» Task to carry out
Print every line of the records below, unchanged, from the line containing "What elements are" down to the line containing "bar-men [315,312,347,320]", including both of those lines.

• • •

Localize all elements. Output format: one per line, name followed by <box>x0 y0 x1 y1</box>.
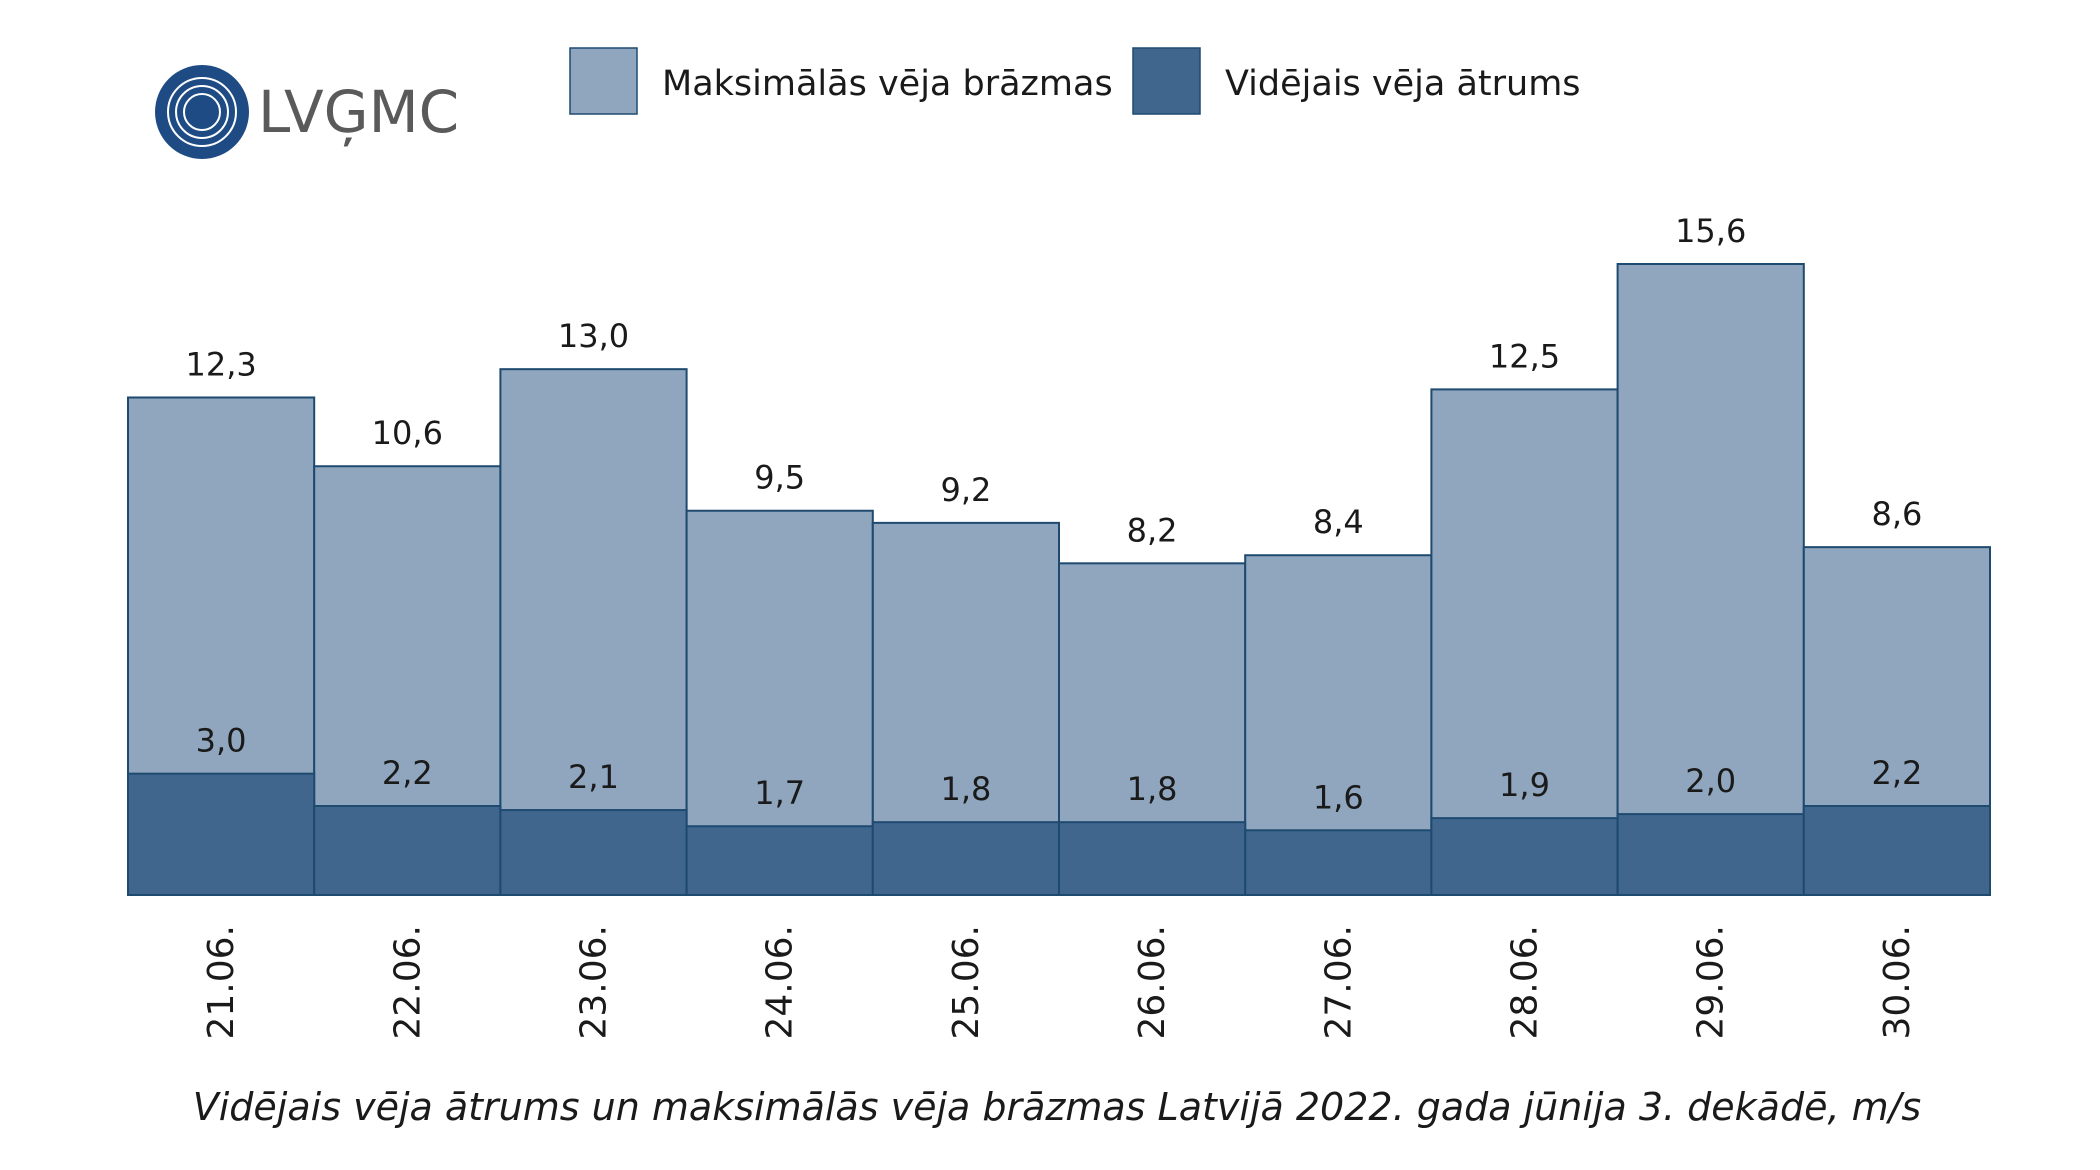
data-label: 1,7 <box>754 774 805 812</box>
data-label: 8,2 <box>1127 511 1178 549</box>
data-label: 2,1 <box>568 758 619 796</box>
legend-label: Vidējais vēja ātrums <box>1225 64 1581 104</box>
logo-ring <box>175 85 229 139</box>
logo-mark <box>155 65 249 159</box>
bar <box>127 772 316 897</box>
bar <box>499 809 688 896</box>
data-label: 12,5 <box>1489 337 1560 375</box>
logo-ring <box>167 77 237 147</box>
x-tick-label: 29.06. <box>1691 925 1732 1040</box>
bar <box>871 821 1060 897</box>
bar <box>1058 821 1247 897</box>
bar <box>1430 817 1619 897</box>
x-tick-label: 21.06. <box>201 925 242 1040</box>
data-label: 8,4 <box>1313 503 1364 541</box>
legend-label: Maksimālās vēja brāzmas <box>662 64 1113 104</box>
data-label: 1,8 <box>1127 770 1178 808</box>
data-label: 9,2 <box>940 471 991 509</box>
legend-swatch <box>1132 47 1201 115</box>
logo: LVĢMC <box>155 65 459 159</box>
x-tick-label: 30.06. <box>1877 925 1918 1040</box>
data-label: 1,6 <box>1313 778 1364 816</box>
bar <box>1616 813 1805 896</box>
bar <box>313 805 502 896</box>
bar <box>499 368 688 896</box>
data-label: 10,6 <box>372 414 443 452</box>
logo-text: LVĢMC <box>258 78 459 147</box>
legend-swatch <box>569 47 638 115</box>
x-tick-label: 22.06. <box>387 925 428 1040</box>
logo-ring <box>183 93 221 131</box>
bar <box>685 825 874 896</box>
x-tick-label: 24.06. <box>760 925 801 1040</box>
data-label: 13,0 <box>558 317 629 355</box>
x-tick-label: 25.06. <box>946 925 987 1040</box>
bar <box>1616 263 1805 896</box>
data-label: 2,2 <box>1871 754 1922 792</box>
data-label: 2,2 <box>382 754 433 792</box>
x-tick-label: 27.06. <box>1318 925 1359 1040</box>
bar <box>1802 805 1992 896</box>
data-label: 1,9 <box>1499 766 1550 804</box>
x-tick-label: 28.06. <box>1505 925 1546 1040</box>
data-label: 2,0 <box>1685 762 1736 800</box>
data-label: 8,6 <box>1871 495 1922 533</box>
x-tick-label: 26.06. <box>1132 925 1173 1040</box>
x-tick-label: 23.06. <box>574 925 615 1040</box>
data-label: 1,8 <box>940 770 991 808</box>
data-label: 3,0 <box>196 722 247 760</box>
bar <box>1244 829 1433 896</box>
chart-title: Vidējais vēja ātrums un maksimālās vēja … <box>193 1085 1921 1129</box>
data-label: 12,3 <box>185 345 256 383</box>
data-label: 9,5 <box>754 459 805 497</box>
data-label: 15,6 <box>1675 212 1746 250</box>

• • •

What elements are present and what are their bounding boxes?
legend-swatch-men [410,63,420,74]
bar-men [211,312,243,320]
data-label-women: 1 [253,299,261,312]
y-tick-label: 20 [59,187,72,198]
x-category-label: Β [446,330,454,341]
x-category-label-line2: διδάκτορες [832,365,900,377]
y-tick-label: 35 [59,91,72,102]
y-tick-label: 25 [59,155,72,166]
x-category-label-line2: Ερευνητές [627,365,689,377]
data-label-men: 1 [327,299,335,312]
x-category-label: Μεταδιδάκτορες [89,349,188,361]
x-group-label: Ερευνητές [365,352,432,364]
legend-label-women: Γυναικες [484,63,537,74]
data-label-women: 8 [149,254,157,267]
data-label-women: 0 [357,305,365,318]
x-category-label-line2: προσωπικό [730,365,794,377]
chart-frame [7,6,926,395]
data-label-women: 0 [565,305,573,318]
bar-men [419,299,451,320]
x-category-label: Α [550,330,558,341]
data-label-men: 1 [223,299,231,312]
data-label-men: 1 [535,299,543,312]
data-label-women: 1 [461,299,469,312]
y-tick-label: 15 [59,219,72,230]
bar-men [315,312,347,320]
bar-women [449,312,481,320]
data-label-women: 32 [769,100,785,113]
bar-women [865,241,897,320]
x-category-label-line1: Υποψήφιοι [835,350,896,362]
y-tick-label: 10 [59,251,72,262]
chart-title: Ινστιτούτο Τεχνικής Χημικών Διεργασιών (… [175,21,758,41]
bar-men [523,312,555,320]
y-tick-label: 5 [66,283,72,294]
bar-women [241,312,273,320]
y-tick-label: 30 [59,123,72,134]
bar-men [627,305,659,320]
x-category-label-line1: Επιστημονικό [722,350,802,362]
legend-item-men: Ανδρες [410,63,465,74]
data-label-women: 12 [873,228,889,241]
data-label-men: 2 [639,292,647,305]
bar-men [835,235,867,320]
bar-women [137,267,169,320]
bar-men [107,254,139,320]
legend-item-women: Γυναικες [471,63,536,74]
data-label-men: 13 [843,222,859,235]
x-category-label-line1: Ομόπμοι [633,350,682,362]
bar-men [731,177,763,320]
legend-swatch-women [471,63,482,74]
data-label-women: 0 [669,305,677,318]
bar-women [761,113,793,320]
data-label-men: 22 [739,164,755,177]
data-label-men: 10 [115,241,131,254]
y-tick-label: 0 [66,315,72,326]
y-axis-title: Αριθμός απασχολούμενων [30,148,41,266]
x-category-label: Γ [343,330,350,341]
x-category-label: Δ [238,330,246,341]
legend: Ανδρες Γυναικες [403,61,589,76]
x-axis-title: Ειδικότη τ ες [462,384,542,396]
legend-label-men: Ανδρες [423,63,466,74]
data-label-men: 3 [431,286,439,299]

• • •

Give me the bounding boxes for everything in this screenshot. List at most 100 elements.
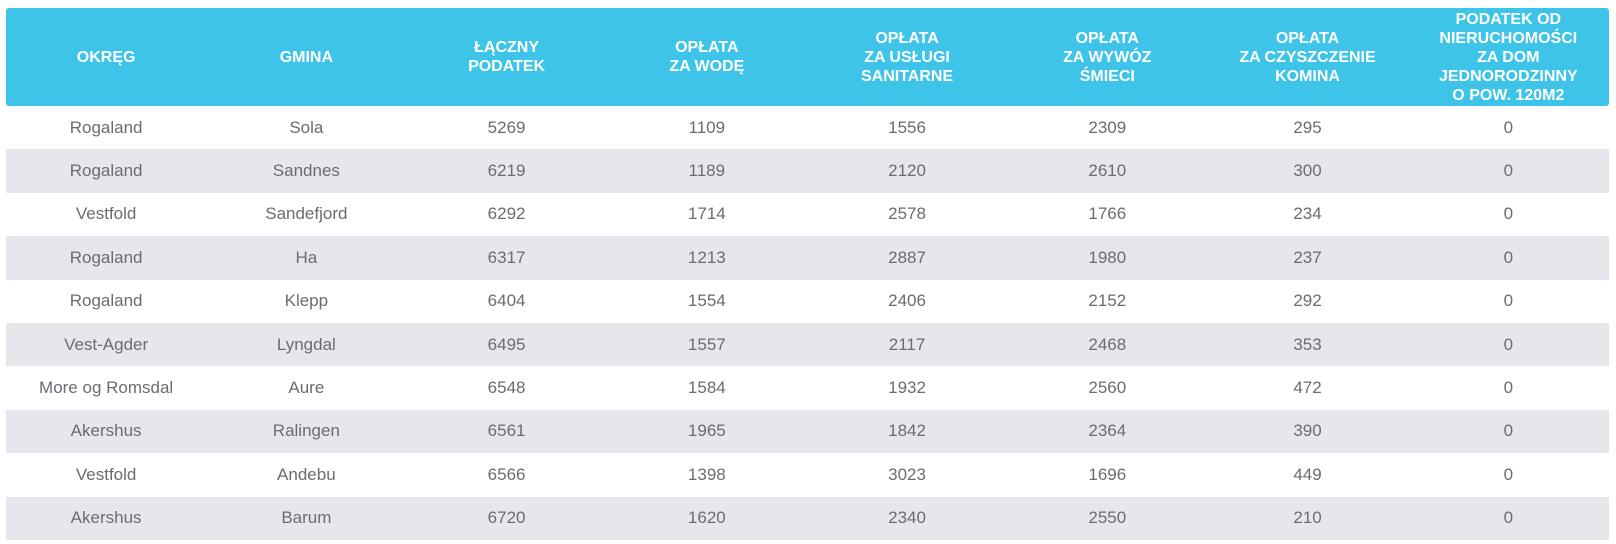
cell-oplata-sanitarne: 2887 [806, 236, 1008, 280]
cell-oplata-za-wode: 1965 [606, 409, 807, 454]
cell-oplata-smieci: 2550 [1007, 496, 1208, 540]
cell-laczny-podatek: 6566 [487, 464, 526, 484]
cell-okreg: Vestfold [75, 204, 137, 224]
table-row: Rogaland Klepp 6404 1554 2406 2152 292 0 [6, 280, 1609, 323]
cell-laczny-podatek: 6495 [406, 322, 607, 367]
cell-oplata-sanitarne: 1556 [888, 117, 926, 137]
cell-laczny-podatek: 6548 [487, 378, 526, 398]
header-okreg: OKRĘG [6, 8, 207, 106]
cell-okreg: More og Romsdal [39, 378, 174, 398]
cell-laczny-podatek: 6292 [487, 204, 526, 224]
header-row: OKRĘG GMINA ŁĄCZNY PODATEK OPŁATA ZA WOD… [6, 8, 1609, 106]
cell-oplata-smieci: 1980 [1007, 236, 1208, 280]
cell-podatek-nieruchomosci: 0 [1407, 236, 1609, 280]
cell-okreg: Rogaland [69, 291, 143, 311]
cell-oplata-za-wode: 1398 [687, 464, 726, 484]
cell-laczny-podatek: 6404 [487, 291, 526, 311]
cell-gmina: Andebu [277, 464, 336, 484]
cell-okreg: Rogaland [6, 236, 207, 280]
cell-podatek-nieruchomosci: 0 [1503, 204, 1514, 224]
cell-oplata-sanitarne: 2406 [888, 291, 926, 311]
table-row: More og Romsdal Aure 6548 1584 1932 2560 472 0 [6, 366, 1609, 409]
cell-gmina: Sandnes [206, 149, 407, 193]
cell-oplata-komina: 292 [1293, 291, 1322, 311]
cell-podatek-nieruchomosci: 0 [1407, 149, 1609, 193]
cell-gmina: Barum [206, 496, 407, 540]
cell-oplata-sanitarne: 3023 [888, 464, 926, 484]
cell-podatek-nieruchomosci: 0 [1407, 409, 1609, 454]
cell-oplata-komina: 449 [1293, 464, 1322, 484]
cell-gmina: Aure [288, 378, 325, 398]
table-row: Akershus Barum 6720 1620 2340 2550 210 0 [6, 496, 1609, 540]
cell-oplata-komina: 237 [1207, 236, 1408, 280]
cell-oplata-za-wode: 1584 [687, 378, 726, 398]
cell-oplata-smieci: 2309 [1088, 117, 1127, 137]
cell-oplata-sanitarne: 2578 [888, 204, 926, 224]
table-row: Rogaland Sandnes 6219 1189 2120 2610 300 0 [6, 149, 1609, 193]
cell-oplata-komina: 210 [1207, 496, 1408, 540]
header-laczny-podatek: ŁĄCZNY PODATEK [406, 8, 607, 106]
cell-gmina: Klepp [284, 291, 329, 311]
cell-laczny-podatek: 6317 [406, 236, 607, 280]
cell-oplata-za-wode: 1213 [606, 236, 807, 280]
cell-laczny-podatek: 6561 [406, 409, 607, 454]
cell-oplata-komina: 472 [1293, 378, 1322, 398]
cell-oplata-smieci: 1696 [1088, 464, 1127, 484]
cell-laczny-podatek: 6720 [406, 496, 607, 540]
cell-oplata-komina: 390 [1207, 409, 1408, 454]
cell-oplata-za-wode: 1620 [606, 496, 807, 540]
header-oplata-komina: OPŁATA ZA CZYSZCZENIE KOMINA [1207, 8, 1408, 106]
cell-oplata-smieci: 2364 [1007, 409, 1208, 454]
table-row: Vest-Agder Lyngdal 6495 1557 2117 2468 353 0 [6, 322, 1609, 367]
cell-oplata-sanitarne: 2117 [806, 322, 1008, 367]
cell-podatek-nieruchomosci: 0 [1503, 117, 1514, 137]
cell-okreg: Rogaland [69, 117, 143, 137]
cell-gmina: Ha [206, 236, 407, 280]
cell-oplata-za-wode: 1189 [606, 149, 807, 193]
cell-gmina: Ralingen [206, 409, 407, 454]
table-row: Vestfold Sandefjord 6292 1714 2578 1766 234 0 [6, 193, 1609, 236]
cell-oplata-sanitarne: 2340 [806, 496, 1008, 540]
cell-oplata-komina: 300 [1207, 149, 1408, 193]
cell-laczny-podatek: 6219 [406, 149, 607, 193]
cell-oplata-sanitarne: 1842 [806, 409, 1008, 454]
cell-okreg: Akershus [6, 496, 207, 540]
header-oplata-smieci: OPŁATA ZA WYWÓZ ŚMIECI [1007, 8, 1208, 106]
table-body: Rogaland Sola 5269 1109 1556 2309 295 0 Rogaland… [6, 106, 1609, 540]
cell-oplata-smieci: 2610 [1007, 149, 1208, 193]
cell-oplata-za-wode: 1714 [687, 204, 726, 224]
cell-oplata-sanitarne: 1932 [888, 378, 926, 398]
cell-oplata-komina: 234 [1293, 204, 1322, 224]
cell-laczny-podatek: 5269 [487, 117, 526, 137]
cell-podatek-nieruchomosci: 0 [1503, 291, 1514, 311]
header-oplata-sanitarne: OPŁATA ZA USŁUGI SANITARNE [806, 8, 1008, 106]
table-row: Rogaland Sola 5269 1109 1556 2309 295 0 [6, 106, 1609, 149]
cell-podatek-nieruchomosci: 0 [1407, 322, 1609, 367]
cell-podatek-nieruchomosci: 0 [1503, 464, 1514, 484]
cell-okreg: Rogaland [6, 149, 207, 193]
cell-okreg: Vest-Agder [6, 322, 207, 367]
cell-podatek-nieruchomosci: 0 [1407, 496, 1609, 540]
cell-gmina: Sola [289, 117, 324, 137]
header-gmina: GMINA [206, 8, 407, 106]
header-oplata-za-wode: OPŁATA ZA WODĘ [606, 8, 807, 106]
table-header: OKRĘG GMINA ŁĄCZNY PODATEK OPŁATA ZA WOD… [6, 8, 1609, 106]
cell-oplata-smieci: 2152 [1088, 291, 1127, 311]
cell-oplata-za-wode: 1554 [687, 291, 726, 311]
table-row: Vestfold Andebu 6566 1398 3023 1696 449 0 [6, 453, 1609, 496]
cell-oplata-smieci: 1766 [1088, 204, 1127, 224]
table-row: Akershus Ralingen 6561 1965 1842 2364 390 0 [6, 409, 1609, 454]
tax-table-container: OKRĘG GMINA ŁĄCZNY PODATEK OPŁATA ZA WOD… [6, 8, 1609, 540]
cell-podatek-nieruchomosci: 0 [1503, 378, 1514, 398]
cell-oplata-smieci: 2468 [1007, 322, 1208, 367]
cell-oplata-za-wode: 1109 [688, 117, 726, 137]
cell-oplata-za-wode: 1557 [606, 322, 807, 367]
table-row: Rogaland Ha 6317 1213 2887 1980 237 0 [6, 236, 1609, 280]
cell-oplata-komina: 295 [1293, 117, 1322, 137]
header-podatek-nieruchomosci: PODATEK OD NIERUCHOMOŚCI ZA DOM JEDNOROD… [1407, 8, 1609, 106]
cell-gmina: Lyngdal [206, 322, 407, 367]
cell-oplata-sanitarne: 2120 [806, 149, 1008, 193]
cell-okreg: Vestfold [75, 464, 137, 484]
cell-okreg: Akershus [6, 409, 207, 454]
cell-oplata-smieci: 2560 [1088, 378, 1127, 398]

• • •

» The result
What elements are present and what are their bounding boxes?
legend-swatch-men [410,63,420,74]
bar-men [211,312,243,320]
data-label-women: 1 [253,299,261,312]
y-tick-label: 20 [59,187,72,198]
x-category-label: Β [446,330,454,341]
x-category-label-line2: διδάκτορες [832,365,900,377]
y-tick-label: 35 [59,91,72,102]
y-tick-label: 25 [59,155,72,166]
x-category-label-line2: Ερευνητές [627,365,689,377]
data-label-men: 1 [327,299,335,312]
x-category-label: Μεταδιδάκτορες [89,349,188,361]
x-group-label: Ερευνητές [365,352,432,364]
legend-label-women: Γυναικες [484,63,537,74]
data-label-women: 8 [149,254,157,267]
data-label-women: 0 [357,305,365,318]
x-category-label-line2: προσωπικό [730,365,794,377]
chart-frame [7,6,926,395]
data-label-women: 0 [565,305,573,318]
bar-men [419,299,451,320]
x-category-label: Α [550,330,558,341]
data-label-men: 1 [223,299,231,312]
data-label-men: 1 [535,299,543,312]
data-label-women: 1 [461,299,469,312]
y-tick-label: 15 [59,219,72,230]
bar-men [315,312,347,320]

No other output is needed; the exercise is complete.